• **What to produce**: Go through the listing and write out all of it exactly.

-- The records start --

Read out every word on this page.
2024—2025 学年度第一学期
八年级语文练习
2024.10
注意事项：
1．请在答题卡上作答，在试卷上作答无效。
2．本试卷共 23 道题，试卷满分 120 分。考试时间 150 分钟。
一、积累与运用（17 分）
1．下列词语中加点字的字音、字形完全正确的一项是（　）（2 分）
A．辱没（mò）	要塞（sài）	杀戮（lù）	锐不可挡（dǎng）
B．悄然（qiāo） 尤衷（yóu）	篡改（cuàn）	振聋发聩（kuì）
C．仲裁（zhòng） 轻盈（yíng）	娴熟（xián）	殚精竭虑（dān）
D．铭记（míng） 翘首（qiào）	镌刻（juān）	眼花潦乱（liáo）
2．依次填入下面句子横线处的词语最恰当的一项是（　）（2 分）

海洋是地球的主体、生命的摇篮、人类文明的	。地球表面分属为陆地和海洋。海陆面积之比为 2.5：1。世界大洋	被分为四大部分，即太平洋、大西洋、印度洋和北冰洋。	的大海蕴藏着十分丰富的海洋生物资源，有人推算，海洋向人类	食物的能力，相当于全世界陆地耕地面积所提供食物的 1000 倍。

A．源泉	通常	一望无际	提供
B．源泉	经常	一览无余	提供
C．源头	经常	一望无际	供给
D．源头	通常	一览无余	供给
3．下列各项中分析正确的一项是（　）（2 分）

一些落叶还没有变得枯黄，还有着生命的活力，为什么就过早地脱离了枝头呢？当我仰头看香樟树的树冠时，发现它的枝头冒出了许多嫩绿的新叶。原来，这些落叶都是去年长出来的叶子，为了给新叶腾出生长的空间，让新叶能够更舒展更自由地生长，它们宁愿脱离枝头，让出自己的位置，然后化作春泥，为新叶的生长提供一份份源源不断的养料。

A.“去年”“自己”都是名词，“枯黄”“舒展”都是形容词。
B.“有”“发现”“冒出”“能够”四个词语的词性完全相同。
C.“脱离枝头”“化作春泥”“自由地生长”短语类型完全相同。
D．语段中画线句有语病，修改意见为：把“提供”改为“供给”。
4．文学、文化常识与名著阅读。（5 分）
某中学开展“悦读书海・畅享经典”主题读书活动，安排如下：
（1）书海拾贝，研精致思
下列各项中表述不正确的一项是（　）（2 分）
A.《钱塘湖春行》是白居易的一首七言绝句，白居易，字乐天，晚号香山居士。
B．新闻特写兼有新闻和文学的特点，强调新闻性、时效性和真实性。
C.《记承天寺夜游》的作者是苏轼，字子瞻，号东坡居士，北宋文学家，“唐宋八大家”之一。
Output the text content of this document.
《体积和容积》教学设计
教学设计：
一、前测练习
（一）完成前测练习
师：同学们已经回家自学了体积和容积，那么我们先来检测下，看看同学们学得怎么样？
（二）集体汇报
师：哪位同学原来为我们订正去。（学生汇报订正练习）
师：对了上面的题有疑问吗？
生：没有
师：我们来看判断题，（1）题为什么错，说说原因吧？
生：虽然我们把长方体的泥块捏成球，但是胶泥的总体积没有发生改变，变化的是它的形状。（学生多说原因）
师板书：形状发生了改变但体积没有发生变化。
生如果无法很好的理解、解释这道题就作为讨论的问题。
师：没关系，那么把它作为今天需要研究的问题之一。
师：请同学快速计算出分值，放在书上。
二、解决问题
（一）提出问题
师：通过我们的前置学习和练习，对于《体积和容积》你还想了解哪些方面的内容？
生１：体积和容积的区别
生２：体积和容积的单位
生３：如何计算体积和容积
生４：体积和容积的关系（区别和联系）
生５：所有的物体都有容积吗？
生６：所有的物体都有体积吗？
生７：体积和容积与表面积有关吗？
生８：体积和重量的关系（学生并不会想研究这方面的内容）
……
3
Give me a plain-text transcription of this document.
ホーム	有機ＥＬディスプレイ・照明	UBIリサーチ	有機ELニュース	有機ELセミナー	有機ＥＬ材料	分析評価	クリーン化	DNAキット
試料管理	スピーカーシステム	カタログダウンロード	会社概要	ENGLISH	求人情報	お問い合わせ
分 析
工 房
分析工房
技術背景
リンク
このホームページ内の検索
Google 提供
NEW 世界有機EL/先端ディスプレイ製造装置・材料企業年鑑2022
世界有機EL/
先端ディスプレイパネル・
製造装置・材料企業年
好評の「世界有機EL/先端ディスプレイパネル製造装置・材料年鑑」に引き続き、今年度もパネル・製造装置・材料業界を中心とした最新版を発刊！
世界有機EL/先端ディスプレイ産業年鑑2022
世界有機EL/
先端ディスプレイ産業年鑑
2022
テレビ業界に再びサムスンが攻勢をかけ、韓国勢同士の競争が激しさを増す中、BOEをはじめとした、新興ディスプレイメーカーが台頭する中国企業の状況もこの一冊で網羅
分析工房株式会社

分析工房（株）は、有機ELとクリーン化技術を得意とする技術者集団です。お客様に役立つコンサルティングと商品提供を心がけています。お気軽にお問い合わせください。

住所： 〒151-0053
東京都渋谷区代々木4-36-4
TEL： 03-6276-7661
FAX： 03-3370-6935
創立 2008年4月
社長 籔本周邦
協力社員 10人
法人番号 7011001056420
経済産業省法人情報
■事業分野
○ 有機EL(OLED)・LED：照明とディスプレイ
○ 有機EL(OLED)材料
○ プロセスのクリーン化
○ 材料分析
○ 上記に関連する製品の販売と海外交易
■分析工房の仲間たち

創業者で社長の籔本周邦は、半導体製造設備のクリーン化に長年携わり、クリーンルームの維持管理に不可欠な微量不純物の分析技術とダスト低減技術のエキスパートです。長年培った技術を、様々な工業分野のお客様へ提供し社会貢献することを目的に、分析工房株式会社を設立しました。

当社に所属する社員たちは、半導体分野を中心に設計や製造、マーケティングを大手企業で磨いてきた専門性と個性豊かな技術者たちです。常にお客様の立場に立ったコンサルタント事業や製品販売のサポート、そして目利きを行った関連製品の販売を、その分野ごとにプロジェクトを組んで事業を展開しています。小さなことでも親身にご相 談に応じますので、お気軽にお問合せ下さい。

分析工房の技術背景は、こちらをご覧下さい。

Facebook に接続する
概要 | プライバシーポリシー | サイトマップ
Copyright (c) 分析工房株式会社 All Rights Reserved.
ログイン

-- The records end --

• **Result of the exercise**:
Read out every word on this page.
2024—2025 学年度第一学期
八年级语文练习
2024.10
注意事项：
1．请在答题卡上作答，在试卷上作答无效。
2．本试卷共 23 道题，试卷满分 120 分。考试时间 150 分钟。
一、积累与运用（17 分）
1．下列词语中加点字的字音、字形完全正确的一项是（　）（2 分）
A．辱没（mò）	要塞（sài）	杀戮（lù）	锐不可挡（dǎng）
B．悄然（qiāo） 尤衷（yóu）	篡改（cuàn）	振聋发聩（kuì）
C．仲裁（zhòng） 轻盈（yíng）	娴熟（xián）	殚精竭虑（dān）
D．铭记（míng） 翘首（qiào）	镌刻（juān）	眼花潦乱（liáo）
2．依次填入下面句子横线处的词语最恰当的一项是（　）（2 分）

海洋是地球的主体、生命的摇篮、人类文明的	。地球表面分属为陆地和海洋。海陆面积之比为 2.5：1。世界大洋	被分为四大部分，即太平洋、大西洋、印度洋和北冰洋。	的大海蕴藏着十分丰富的海洋生物资源，有人推算，海洋向人类	食物的能力，相当于全世界陆地耕地面积所提供食物的 1000 倍。

A．源泉	通常	一望无际	提供
B．源泉	经常	一览无余	提供
C．源头	经常	一望无际	供给
D．源头	通常	一览无余	供给
3．下列各项中分析正确的一项是（　）（2 分）

一些落叶还没有变得枯黄，还有着生命的活力，为什么就过早地脱离了枝头呢？当我仰头看香樟树的树冠时，发现它的枝头冒出了许多嫩绿的新叶。原来，这些落叶都是去年长出来的叶子，为了给新叶腾出生长的空间，让新叶能够更舒展更自由地生长，它们宁愿脱离枝头，让出自己的位置，然后化作春泥，为新叶的生长提供一份份源源不断的养料。

A.“去年”“自己”都是名词，“枯黄”“舒展”都是形容词。
B.“有”“发现”“冒出”“能够”四个词语的词性完全相同。
C.“脱离枝头”“化作春泥”“自由地生长”短语类型完全相同。
D．语段中画线句有语病，修改意见为：把“提供”改为“供给”。
4．文学、文化常识与名著阅读。（5 分）
某中学开展“悦读书海・畅享经典”主题读书活动，安排如下：
（1）书海拾贝，研精致思
下列各项中表述不正确的一项是（　）（2 分）
A.《钱塘湖春行》是白居易的一首七言绝句，白居易，字乐天，晚号香山居士。
B．新闻特写兼有新闻和文学的特点，强调新闻性、时效性和真实性。
C.《记承天寺夜游》的作者是苏轼，字子瞻，号东坡居士，北宋文学家，“唐宋八大家”之一。
Output the text content of this document.
《体积和容积》教学设计
教学设计：
一、前测练习
（一）完成前测练习
师：同学们已经回家自学了体积和容积，那么我们先来检测下，看看同学们学得怎么样？
（二）集体汇报
师：哪位同学原来为我们订正去。（学生汇报订正练习）
师：对了上面的题有疑问吗？
生：没有
师：我们来看判断题，（1）题为什么错，说说原因吧？
生：虽然我们把长方体的泥块捏成球，但是胶泥的总体积没有发生改变，变化的是它的形状。（学生多说原因）
师板书：形状发生了改变但体积没有发生变化。
生如果无法很好的理解、解释这道题就作为讨论的问题。
师：没关系，那么把它作为今天需要研究的问题之一。
师：请同学快速计算出分值，放在书上。
二、解决问题
（一）提出问题
师：通过我们的前置学习和练习，对于《体积和容积》你还想了解哪些方面的内容？
生１：体积和容积的区别
生２：体积和容积的单位
生３：如何计算体积和容积
生４：体积和容积的关系（区别和联系）
生５：所有的物体都有容积吗？
生６：所有的物体都有体积吗？
生７：体积和容积与表面积有关吗？
生８：体积和重量的关系（学生并不会想研究这方面的内容）
……
3
Give me a plain-text transcription of this document.
ホーム	有機ＥＬディスプレイ・照明	UBIリサーチ	有機ELニュース	有機ELセミナー	有機ＥＬ材料	分析評価	クリーン化	DNAキット
試料管理	スピーカーシステム	カタログダウンロード	会社概要	ENGLISH	求人情報	お問い合わせ
分 析
工 房
分析工房
技術背景
リンク
このホームページ内の検索
Google 提供
NEW 世界有機EL/先端ディスプレイ製造装置・材料企業年鑑2022
世界有機EL/
先端ディスプレイパネル・
製造装置・材料企業年
好評の「世界有機EL/先端ディスプレイパネル製造装置・材料年鑑」に引き続き、今年度もパネル・製造装置・材料業界を中心とした最新版を発刊！
世界有機EL/先端ディスプレイ産業年鑑2022
世界有機EL/
先端ディスプレイ産業年鑑
2022
テレビ業界に再びサムスンが攻勢をかけ、韓国勢同士の競争が激しさを増す中、BOEをはじめとした、新興ディスプレイメーカーが台頭する中国企業の状況もこの一冊で網羅
分析工房株式会社

分析工房（株）は、有機ELとクリーン化技術を得意とする技術者集団です。お客様に役立つコンサルティングと商品提供を心がけています。お気軽にお問い合わせください。

住所： 〒151-0053
東京都渋谷区代々木4-36-4
TEL： 03-6276-7661
FAX： 03-3370-6935
創立 2008年4月
社長 籔本周邦
協力社員 10人
法人番号 7011001056420
経済産業省法人情報
■事業分野
○ 有機EL(OLED)・LED：照明とディスプレイ
○ 有機EL(OLED)材料
○ プロセスのクリーン化
○ 材料分析
○ 上記に関連する製品の販売と海外交易
■分析工房の仲間たち

創業者で社長の籔本周邦は、半導体製造設備のクリーン化に長年携わり、クリーンルームの維持管理に不可欠な微量不純物の分析技術とダスト低減技術のエキスパートです。長年培った技術を、様々な工業分野のお客様へ提供し社会貢献することを目的に、分析工房株式会社を設立しました。

当社に所属する社員たちは、半導体分野を中心に設計や製造、マーケティングを大手企業で磨いてきた専門性と個性豊かな技術者たちです。常にお客様の立場に立ったコンサルタント事業や製品販売のサポート、そして目利きを行った関連製品の販売を、その分野ごとにプロジェクトを組んで事業を展開しています。小さなことでも親身にご相 談に応じますので、お気軽にお問合せ下さい。

分析工房の技術背景は、こちらをご覧下さい。

Facebook に接続する
概要 | プライバシーポリシー | サイトマップ
Copyright (c) 分析工房株式会社 All Rights Reserved.
ログイン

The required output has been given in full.